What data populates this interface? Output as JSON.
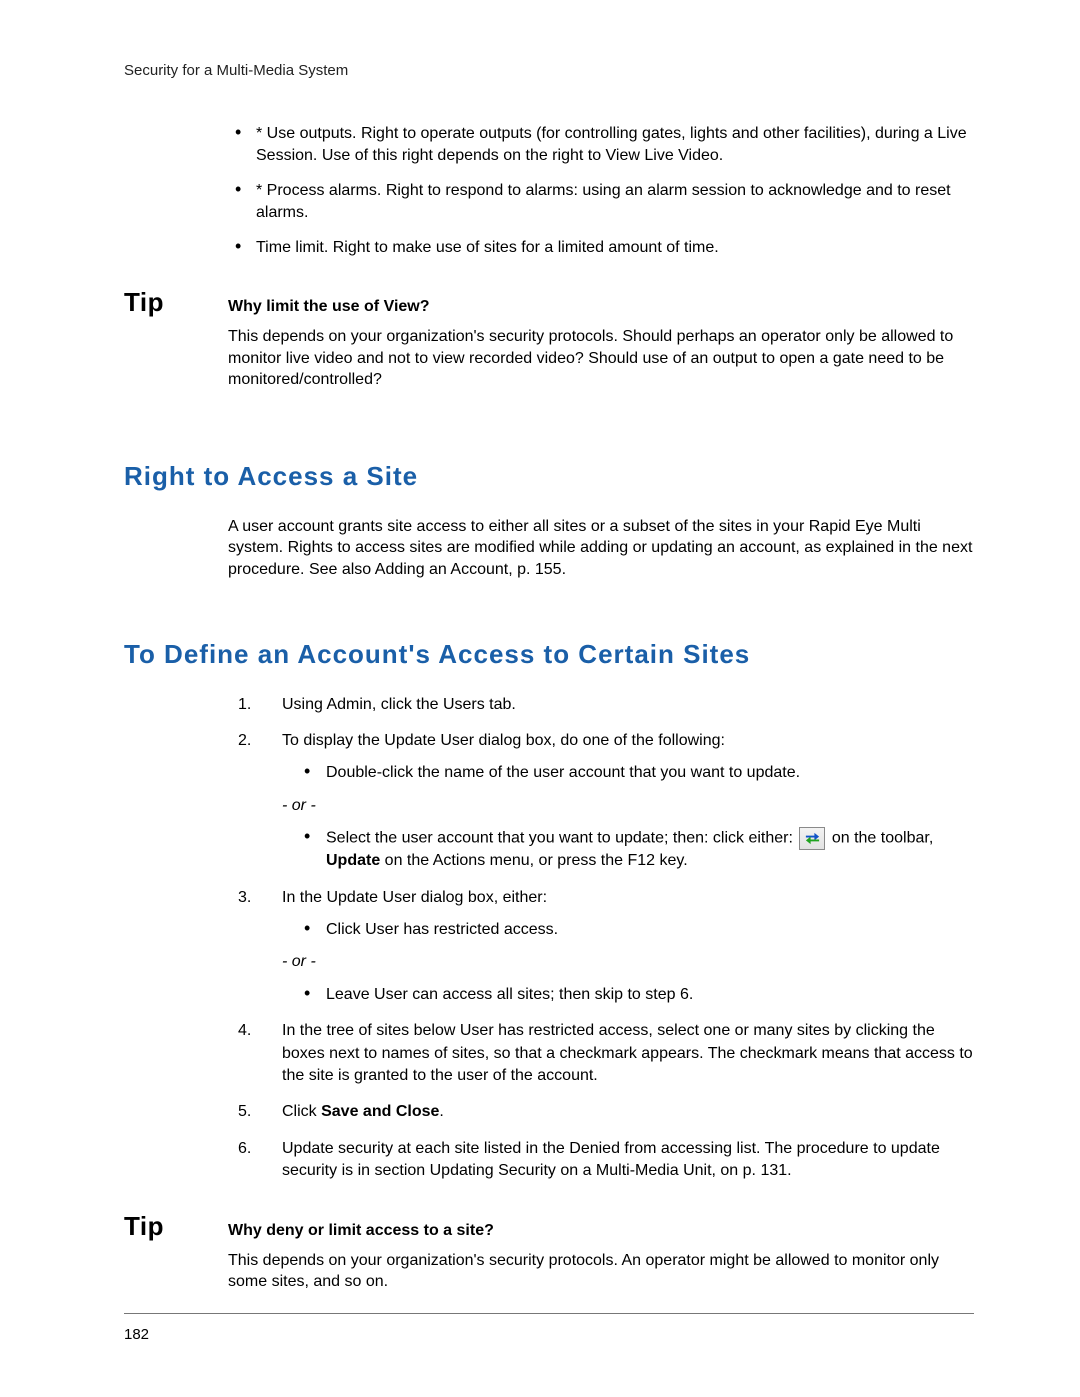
{
  "header": {
    "running_head": "Security for a Multi-Media System"
  },
  "top_bullets": [
    "* Use outputs. Right to operate outputs (for controlling gates, lights and other facilities), during a Live Session. Use of this right depends on the right to View Live Video.",
    "* Process alarms. Right to respond to alarms: using an alarm session to acknowledge and to reset alarms.",
    "Time limit. Right to make use of sites for a limited amount of time."
  ],
  "tip1": {
    "label": "Tip",
    "title": "Why limit the use of View?",
    "body": "This depends on your organization's security protocols. Should perhaps an operator only be allowed to monitor live video and not to view recorded video? Should use of an output to open a gate need to be monitored/controlled?"
  },
  "section1": {
    "heading": "Right to Access a Site",
    "para": "A user account grants site access to either all sites or a subset of the sites in your Rapid Eye Multi system. Rights to access sites are modified while adding or updating an account, as explained in the next procedure. See also Adding an Account, p. 155."
  },
  "section2": {
    "heading": "To Define an Account's Access to Certain Sites",
    "steps": {
      "s1": "Using Admin, click the Users tab.",
      "s2_intro": "To display the Update User dialog box, do one of the following:",
      "s2_a": "Double-click the name of the user account that you want to update.",
      "s2_or": "- or -",
      "s2_b_pre": "Select the user account that you want to update; then: click either: ",
      "s2_b_post": " on the toolbar, ",
      "s2_b_bold": "Update",
      "s2_b_tail": " on the Actions menu, or press the F12 key.",
      "s3_intro": "In the Update User dialog box, either:",
      "s3_a": "Click User has restricted access.",
      "s3_or": "- or -",
      "s3_b": "Leave User can access all sites; then skip to step 6.",
      "s4": "In the tree of sites below User has restricted access, select one or many sites by clicking the boxes next to names of sites, so that a checkmark appears. The checkmark means that access to the site is granted to the user of the account.",
      "s5_pre": "Click ",
      "s5_bold": "Save and Close",
      "s5_post": ".",
      "s6": "Update security at each site listed in the Denied from accessing list. The procedure to update security is in section Updating Security on a Multi-Media Unit, on p. 131."
    }
  },
  "tip2": {
    "label": "Tip",
    "title": "Why deny or limit access to a site?",
    "body": "This depends on your organization's security protocols. An operator might be allowed to monitor only some sites, and so on."
  },
  "footer": {
    "page_num": "182"
  }
}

◇ ◇ ◇ ◇ ◇

**WORK REQUIRED**
The entries above should be reproduced exactly, without their pictures.

**SOLUTION TO THIS PROBLEM**
What data populates this interface? Output as JSON.
{
  "header": {
    "running_head": "Security for a Multi-Media System"
  },
  "top_bullets": [
    "* Use outputs. Right to operate outputs (for controlling gates, lights and other facilities), during a Live Session. Use of this right depends on the right to View Live Video.",
    "* Process alarms. Right to respond to alarms: using an alarm session to acknowledge and to reset alarms.",
    "Time limit. Right to make use of sites for a limited amount of time."
  ],
  "tip1": {
    "label": "Tip",
    "title": "Why limit the use of View?",
    "body": "This depends on your organization's security protocols. Should perhaps an operator only be allowed to monitor live video and not to view recorded video? Should use of an output to open a gate need to be monitored/controlled?"
  },
  "section1": {
    "heading": "Right to Access a Site",
    "para": "A user account grants site access to either all sites or a subset of the sites in your Rapid Eye Multi system. Rights to access sites are modified while adding or updating an account, as explained in the next procedure. See also Adding an Account, p. 155."
  },
  "section2": {
    "heading": "To Define an Account's Access to Certain Sites",
    "steps": {
      "s1": "Using Admin, click the Users tab.",
      "s2_intro": "To display the Update User dialog box, do one of the following:",
      "s2_a": "Double-click the name of the user account that you want to update.",
      "s2_or": "- or -",
      "s2_b_pre": "Select the user account that you want to update; then: click either: ",
      "s2_b_post": " on the toolbar, ",
      "s2_b_bold": "Update",
      "s2_b_tail": " on the Actions menu, or press the F12 key.",
      "s3_intro": "In the Update User dialog box, either:",
      "s3_a": "Click User has restricted access.",
      "s3_or": "- or -",
      "s3_b": "Leave User can access all sites; then skip to step 6.",
      "s4": "In the tree of sites below User has restricted access, select one or many sites by clicking the boxes next to names of sites, so that a checkmark appears. The checkmark means that access to the site is granted to the user of the account.",
      "s5_pre": "Click ",
      "s5_bold": "Save and Close",
      "s5_post": ".",
      "s6": "Update security at each site listed in the Denied from accessing list. The procedure to update security is in section Updating Security on a Multi-Media Unit, on p. 131."
    }
  },
  "tip2": {
    "label": "Tip",
    "title": "Why deny or limit access to a site?",
    "body": "This depends on your organization's security protocols. An operator might be allowed to monitor only some sites, and so on."
  },
  "footer": {
    "page_num": "182"
  }
}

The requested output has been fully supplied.